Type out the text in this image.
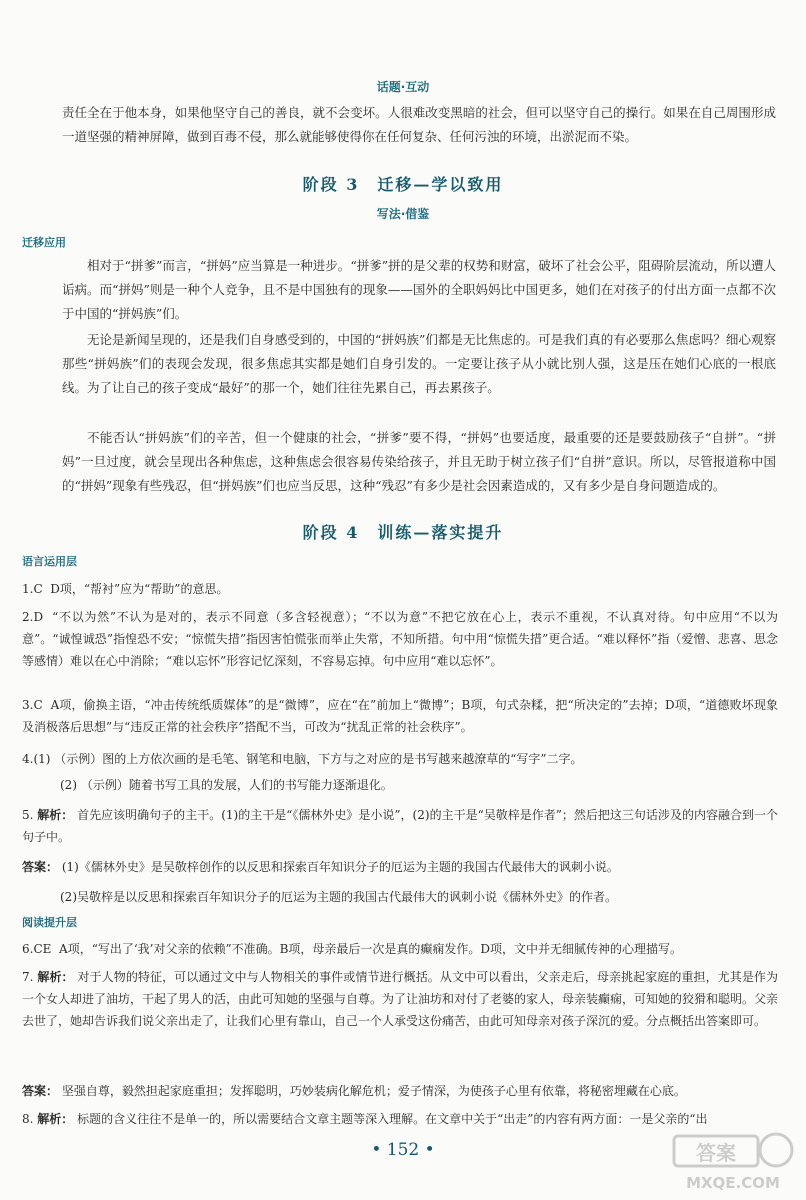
话题·互动
责任全在于他本身，如果他坚守自己的善良，就不会变坏。人很难改变黑暗的社会，但可以坚守自己的操行。如果在自己周围形成一道坚强的精神屏障，做到百毒不侵，那么就能够使得你在任何复杂、任何污浊的环境，出淤泥而不染。
阶段 3　迁移—学以致用
写法·借鉴
迁移应用
相对于“拼爹”而言，“拼妈”应当算是一种进步。“拼爹”拼的是父辈的权势和财富，破坏了社会公平，阻碍阶层流动，所以遭人诟病。而“拼妈”则是一种个人竞争，且不是中国独有的现象——国外的全职妈妈比中国更多，她们在对孩子的付出方面一点都不次于中国的“拼妈族”们。
无论是新闻呈现的，还是我们自身感受到的，中国的“拼妈族”们都是无比焦虑的。可是我们真的有必要那么焦虑吗？细心观察那些“拼妈族”们的表现会发现，很多焦虑其实都是她们自身引发的。一定要让孩子从小就比别人强，这是压在她们心底的一根底线。为了让自己的孩子变成“最好”的那一个，她们往往先累自己，再去累孩子。
不能否认“拼妈族”们的辛苦，但一个健康的社会，“拼爹”要不得，“拼妈”也要适度，最重要的还是要鼓励孩子“自拼”。“拼妈”一旦过度，就会呈现出各种焦虑，这种焦虑会很容易传染给孩子，并且无助于树立孩子们“自拼”意识。所以，尽管报道称中国的“拼妈”现象有些残忍，但“拼妈族”们也应当反思，这种“残忍”有多少是社会因素造成的，又有多少是自身问题造成的。
阶段 4　训练—落实提升
语言运用层
1.C D项，“帮衬”应为“帮助”的意思。
2.D “不以为然”不认为是对的，表示不同意（多含轻视意）；“不以为意”不把它放在心上，表示不重视，不认真对待。句中应用“不以为意”。“诚惶诚恐”指惶恐不安；“惊慌失措”指因害怕慌张而举止失常，不知所措。句中用“惊慌失措”更合适。“难以释怀”指（爱憎、悲喜、思念等感情）难以在心中消除；“难以忘怀”形容记忆深刻，不容易忘掉。句中应用“难以忘怀”。
3.C A项，偷换主语，“冲击传统纸质媒体”的是“微博”，应在“在”前加上“微博”；B项，句式杂糅，把“所决定的”去掉；D项，“道德败坏现象及消极落后思想”与“违反正常的社会秩序”搭配不当，可改为“扰乱正常的社会秩序”。
4.(1) （示例）图的上方依次画的是毛笔、钢笔和电脑，下方与之对应的是书写越来越潦草的“写字”二字。
(2) （示例）随着书写工具的发展，人们的书写能力逐渐退化。
5. 解析： 首先应该明确句子的主干。(1)的主干是“《儒林外史》是小说”，(2)的主干是“吴敬梓是作者”；然后把这三句话涉及的内容融合到一个句子中。
答案： (1)《儒林外史》是吴敬梓创作的以反思和探索百年知识分子的厄运为主题的我国古代最伟大的讽刺小说。
(2)吴敬梓是以反思和探索百年知识分子的厄运为主题的我国古代最伟大的讽刺小说《儒林外史》的作者。
阅读提升层
6.CE A项，“写出了‘我’对父亲的依赖”不准确。B项，母亲最后一次是真的癫痫发作。D项，文中并无细腻传神的心理描写。
7. 解析： 对于人物的特征，可以通过文中与人物相关的事件或情节进行概括。从文中可以看出，父亲走后，母亲挑起家庭的重担，尤其是作为一个女人却进了油坊，干起了男人的活，由此可知她的坚强与自尊。为了让油坊和对付了老婆的家人，母亲装癫痫，可知她的狡猾和聪明。父亲去世了，她却告诉我们说父亲出走了，让我们心里有靠山，自己一个人承受这份痛苦，由此可知母亲对孩子深沉的爱。分点概括出答案即可。
答案： 坚强自尊，毅然担起家庭重担；发挥聪明，巧妙装病化解危机；爱子情深，为使孩子心里有依靠，将秘密埋藏在心底。
8. 解析： 标题的含义往往不是单一的，所以需要结合文章主题等深入理解。在文章中关于“出走”的内容有两方面：一是父亲的“出
• 152 •	答案
MXQE.COM
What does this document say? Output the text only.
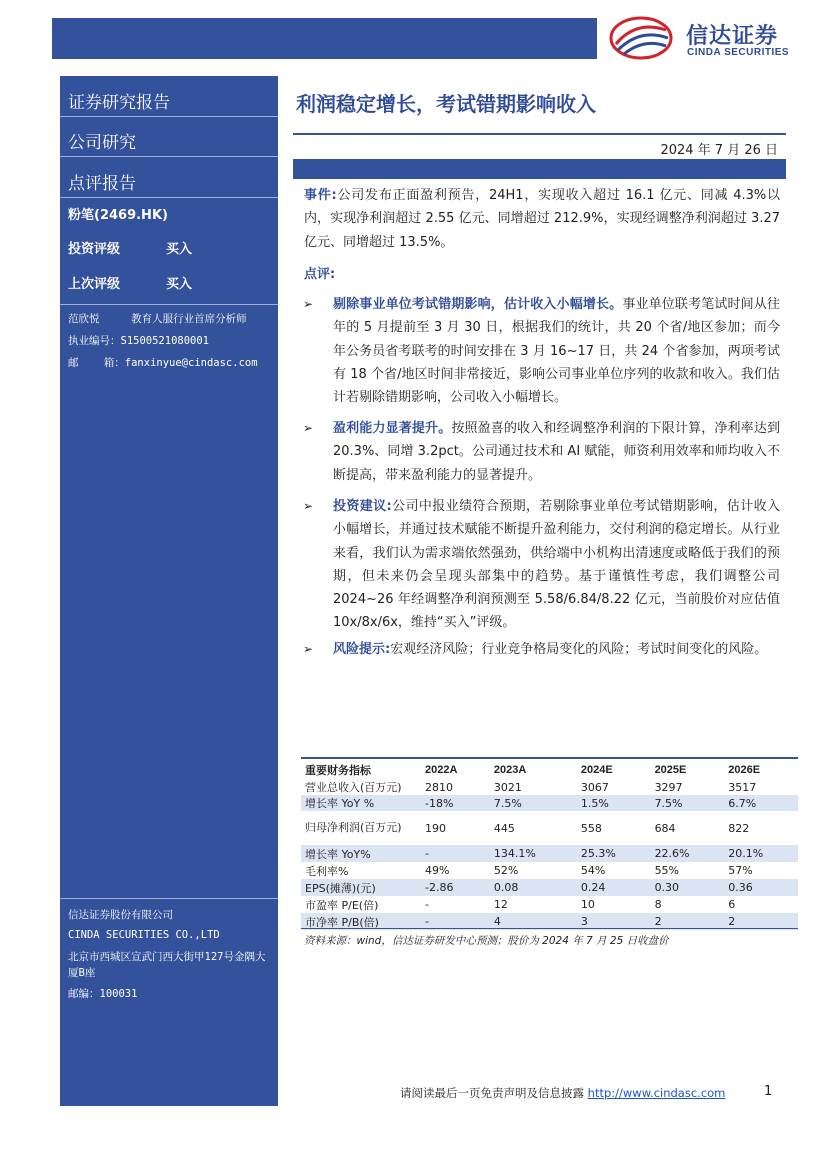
信达证券
CINDA SECURITIES
证券研究报告
公司研究
点评报告
粉笔(2469.HK)
投资评级	买入
上次评级	买入
范欣悦     教育人服行业首席分析师
执业编号：S1500521080001
邮    箱：fanxinyue@cindasc.com
信达证券股份有限公司
CINDA SECURITIES CO.,LTD
北京市西城区宣武门西大街甲127号金隅大厦B座
邮编：100031
利润稳定增长，考试错期影响收入
2024 年 7 月 26 日
事件:公司发布正面盈利预告，24H1，实现收入超过 16.1 亿元、同减 4.3%以内，实现净利润超过 2.55 亿元、同增超过 212.9%，实现经调整净利润超过 3.27 亿元、同增超过 13.5%。
点评:
➢ 剔除事业单位考试错期影响，估计收入小幅增长。事业单位联考笔试时间从往年的 5 月提前至 3 月 30 日，根据我们的统计，共 20 个省/地区参加；而今年公务员省考联考的时间安排在 3 月 16~17 日，共 24 个省参加，两项考试有 18 个省/地区时间非常接近，影响公司事业单位序列的收款和收入。我们估计若剔除错期影响，公司收入小幅增长。
➢ 盈利能力显著提升。按照盈喜的收入和经调整净利润的下限计算，净利率达到 20.3%、同增 3.2pct。公司通过技术和 AI 赋能，师资利用效率和师均收入不断提高，带来盈利能力的显著提升。
➢ 投资建议:公司中报业绩符合预期，若剔除事业单位考试错期影响，估计收入小幅增长，并通过技术赋能不断提升盈利能力，交付利润的稳定增长。从行业来看，我们认为需求端依然强劲，供给端中小机构出清速度或略低于我们的预期，但未来仍会呈现头部集中的趋势。基于谨慎性考虑，我们调整公司 2024~26 年经调整净利润预测至 5.58/6.84/8.22 亿元，当前股价对应估值 10x/8x/6x，维持“买入”评级。
➢ 风险提示:宏观经济风险；行业竞争格局变化的风险；考试时间变化的风险。
重要财务指标	2022A	2023A	2024E	2025E	2026E
营业总收入(百万元)	2810	3021	3067	3297	3517
增长率 YoY %	-18%	7.5%	1.5%	7.5%	6.7%
归母净利润(百万元)	190	445	558	684	822
增长率 YoY%	-	134.1%	25.3%	22.6%	20.1%
毛利率%	49%	52%	54%	55%	57%
EPS(摊薄)(元)	-2.86	0.08	0.24	0.30	0.36
市盈率 P/E(倍)	-	12	10	8	6
市净率 P/B(倍)	-	4	3	2	2
资料来源：wind，信达证券研发中心预测；股价为 2024 年 7 月 25 日收盘价
请阅读最后一页免责声明及信息披露 http://www.cindasc.com	1
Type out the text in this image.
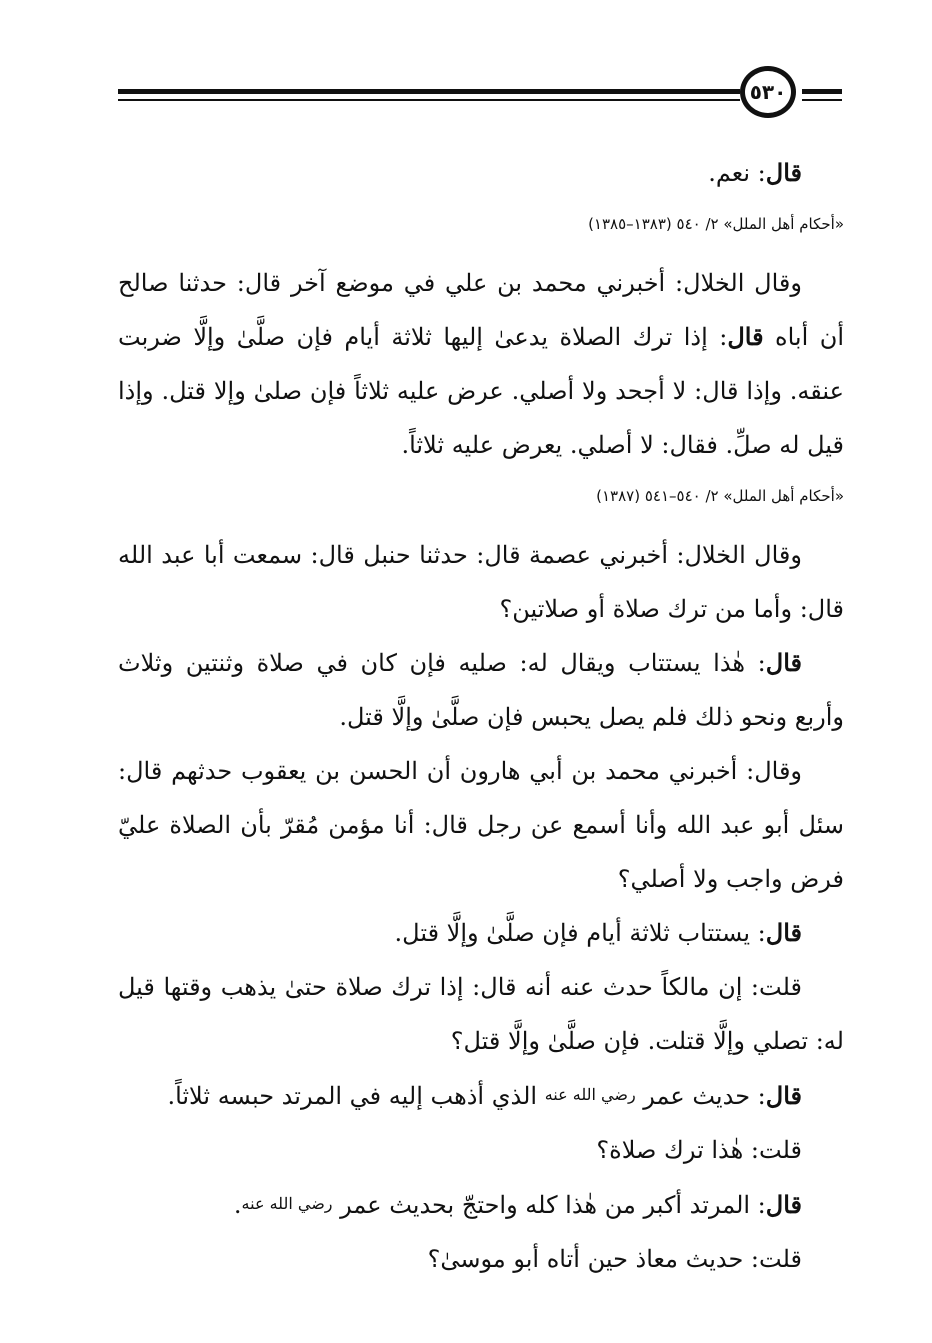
٥٣٠

قال: نعم.

«أحكام أهل الملل» ٢/ ٥٤٠ (١٣٨٣–١٣٨٥)

وقال الخلال: أخبرني محمد بن علي في موضع آخر قال: حدثنا صالح أن أباه قال: إذا ترك الصلاة يدعىٰ إليها ثلاثة أيام فإن صلَّىٰ وإلَّا ضربت عنقه. وإذا قال: لا أجحد ولا أصلي. عرض عليه ثلاثاً فإن صلىٰ وإلا قتل. وإذا قيل له صلِّ. فقال: لا أصلي. يعرض عليه ثلاثاً.

«أحكام أهل الملل» ٢/ ٥٤٠–٥٤١ (١٣٨٧)

وقال الخلال: أخبرني عصمة قال: حدثنا حنبل قال: سمعت أبا عبد الله قال: وأما من ترك صلاة أو صلاتين؟

قال: هٰذا يستتاب ويقال له: صليه فإن كان في صلاة وثنتين وثلاث وأربع ونحو ذلك فلم يصل يحبس فإن صلَّىٰ وإلَّا قتل.

وقال: أخبرني محمد بن أبي هارون أن الحسن بن يعقوب حدثهم قال: سئل أبو عبد الله وأنا أسمع عن رجل قال: أنا مؤمن مُقرّ بأن الصلاة عليّ فرض واجب ولا أصلي؟

قال: يستتاب ثلاثة أيام فإن صلَّىٰ وإلَّا قتل.

قلت: إن مالكاً حدث عنه أنه قال: إذا ترك صلاة حتىٰ يذهب وقتها قيل له: تصلي وإلَّا قتلت. فإن صلَّىٰ وإلَّا قتل؟

قال: حديث عمر رضي الله عنه الذي أذهب إليه في المرتد حبسه ثلاثاً.

قلت: هٰذا ترك صلاة؟

قال: المرتد أكبر من هٰذا كله واحتجّ بحديث عمر رضي الله عنه.

قلت: حديث معاذ حين أتاه أبو موسىٰ؟
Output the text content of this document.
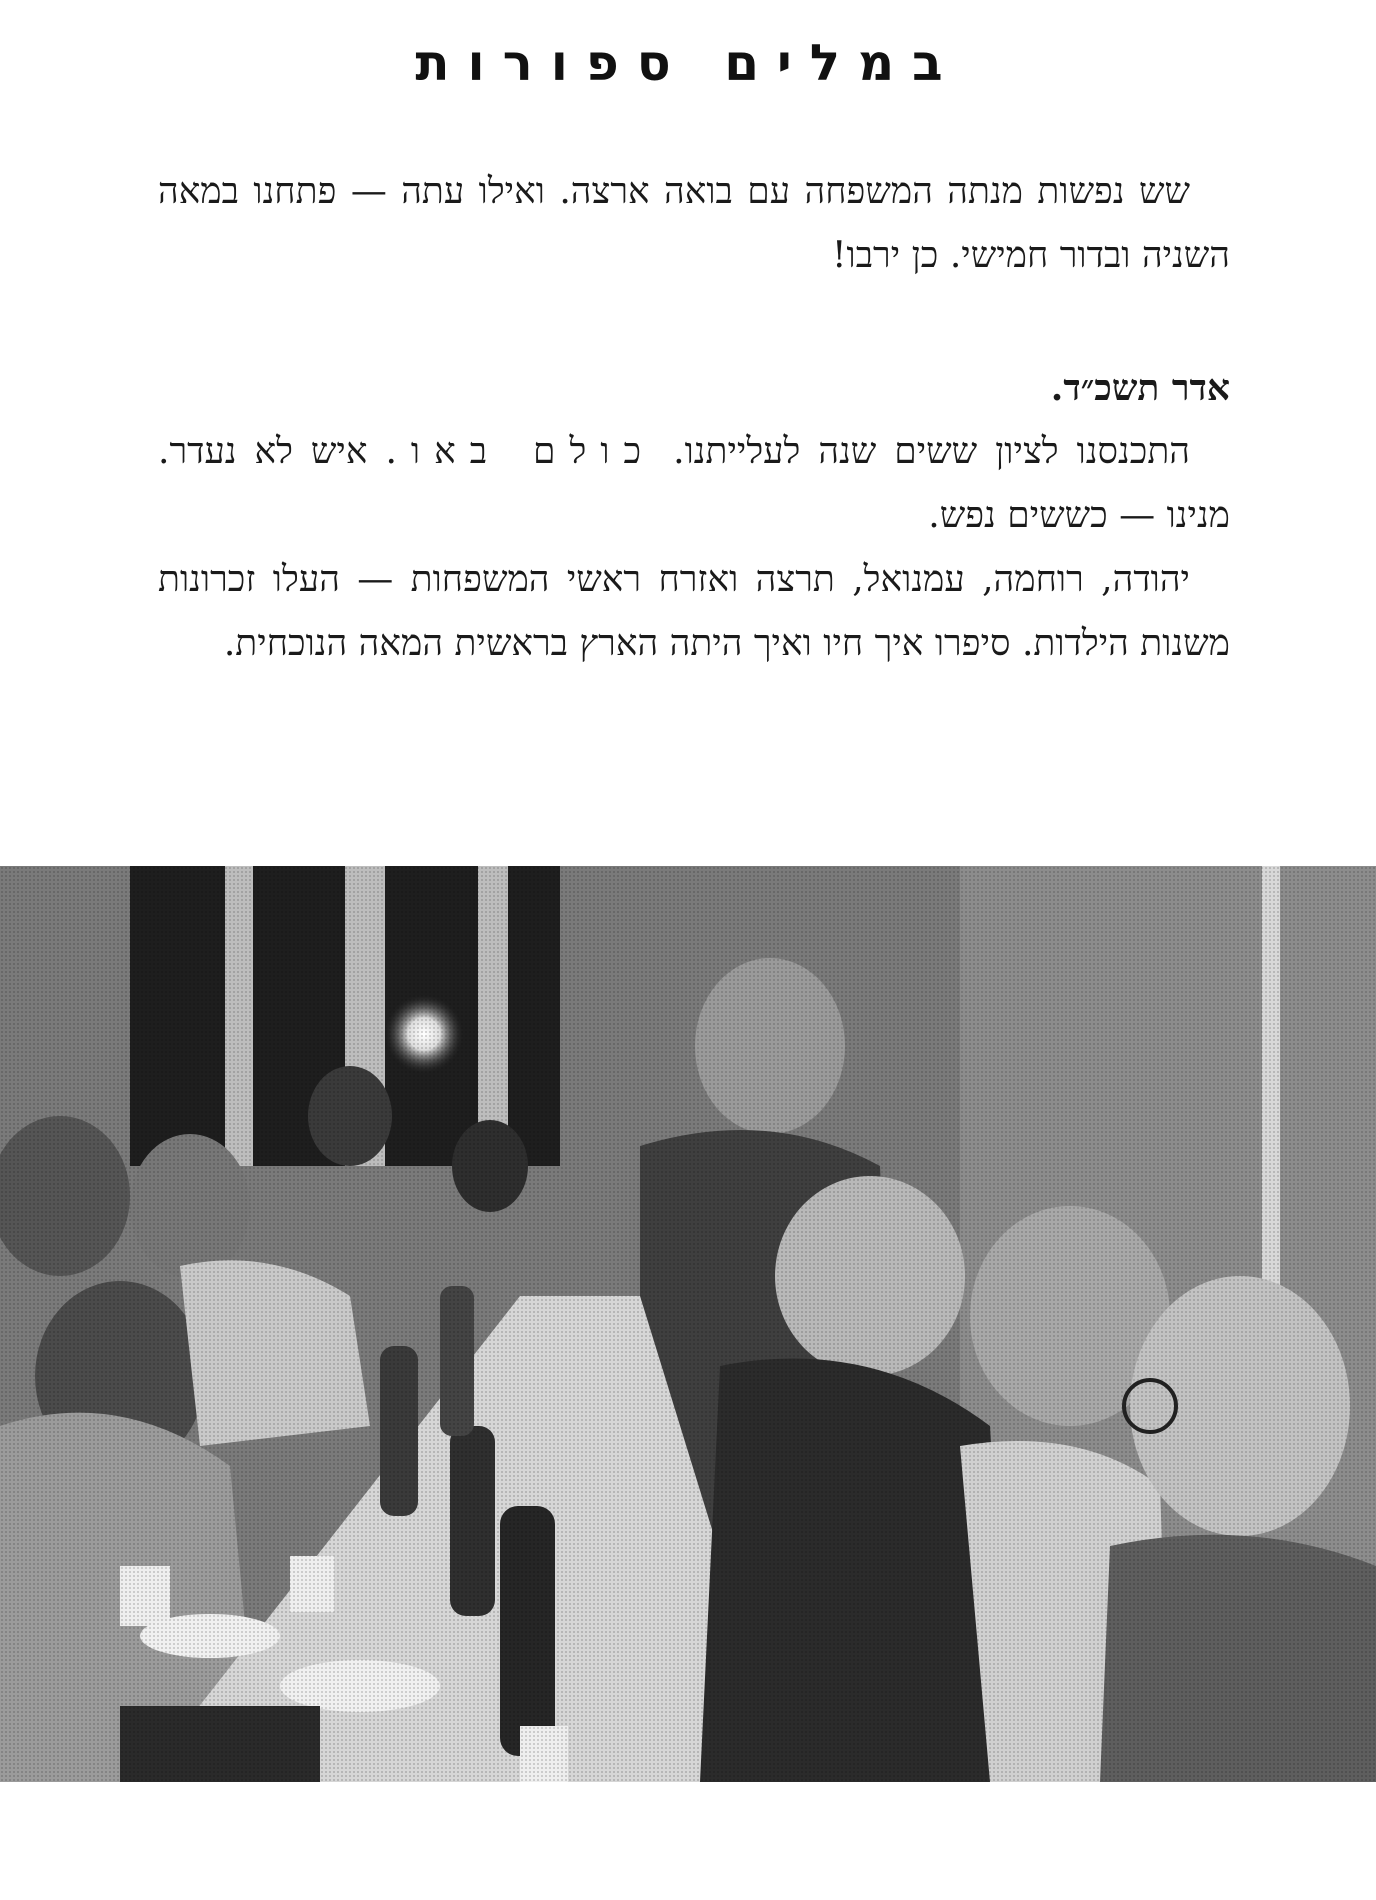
במלים ספורות

שש נפשות מנתה המשפחה עם בואה ארצה. ואילו עתה — פתחנו במאה השניה ובדור חמישי. כן ירבו!

אדר תשכ״ד.

התכנסנו לציון ששים שנה לעלייתנו. כולם באו. איש לא נעדר. מנינו — כששים נפש.

יהודה, רוחמה, עמנואל, תרצה ואזרח ראשי המשפחות — העלו זכרונות משנות הילדות. סיפרו איך חיו ואיך היתה הארץ בראשית המאה הנוכחית.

——————

Exercise description
Pick out every line with the string "حدثنا" and copy it.

Response below
وقال الخلال: أخبرني محمد بن علي في موضع آخر قال: حدثنا صالح أن أباه قال: إذا ترك الصلاة يدعىٰ إليها ثلاثة أيام فإن صلَّىٰ وإلَّا ضربت عنقه. وإذا قال: لا أجحد ولا أصلي. عرض عليه ثلاثاً فإن صلىٰ وإلا قتل. وإذا قيل له صلِّ. فقال: لا أصلي. يعرض عليه ثلاثاً.
وقال الخلال: أخبرني عصمة قال: حدثنا حنبل قال: سمعت أبا عبد الله قال: وأما من ترك صلاة أو صلاتين؟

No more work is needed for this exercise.